Task statement: Retype the material below. Keep every word exactly as it is.

(Dataset excerpts)
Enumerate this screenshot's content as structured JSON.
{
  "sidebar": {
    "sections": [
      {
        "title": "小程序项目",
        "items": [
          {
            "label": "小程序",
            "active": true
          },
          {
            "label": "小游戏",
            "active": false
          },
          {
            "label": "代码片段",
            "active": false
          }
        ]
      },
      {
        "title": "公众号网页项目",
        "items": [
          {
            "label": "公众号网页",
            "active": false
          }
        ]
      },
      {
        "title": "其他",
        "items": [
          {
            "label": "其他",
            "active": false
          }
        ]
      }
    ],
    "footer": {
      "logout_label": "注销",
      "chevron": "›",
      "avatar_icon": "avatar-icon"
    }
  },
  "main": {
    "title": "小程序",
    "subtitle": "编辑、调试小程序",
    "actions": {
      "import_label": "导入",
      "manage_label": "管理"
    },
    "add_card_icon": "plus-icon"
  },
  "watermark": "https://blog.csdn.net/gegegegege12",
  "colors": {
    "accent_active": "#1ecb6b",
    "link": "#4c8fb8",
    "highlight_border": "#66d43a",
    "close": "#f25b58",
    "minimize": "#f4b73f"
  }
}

Finished exercise:
Enumerate this screenshot's content as structured JSON.
{
  "sidebar": {
    "sections": [
      {
        "title": "小程序项目",
        "items": [
          {
            "label": "小程序",
            "active": true
          },
          {
            "label": "小游戏",
            "active": false
          },
          {
            "label": "代码片段",
            "active": false
          }
        ]
      },
      {
        "title": "公众号网页项目",
        "items": [
          {
            "label": "公众号网页",
            "active": false
          }
        ]
      },
      {
        "title": "其他",
        "items": [
          {
            "label": "其他",
            "active": false
          }
        ]
      }
    ],
    "footer": {
      "logout_label": "注销",
      "chevron": "›",
      "avatar_icon": "avatar-icon"
    }
  },
  "main": {
    "title": "小程序",
    "subtitle": "编辑、调试小程序",
    "actions": {
      "import_label": "导入",
      "manage_label": "管理"
    },
    "add_card_icon": "plus-icon"
  },
  "watermark": "https://blog.csdn.net/gegegegege12",
  "colors": {
    "accent_active": "#1ecb6b",
    "link": "#4c8fb8",
    "highlight_border": "#66d43a",
    "close": "#f25b58",
    "minimize": "#f4b73f"
  }
}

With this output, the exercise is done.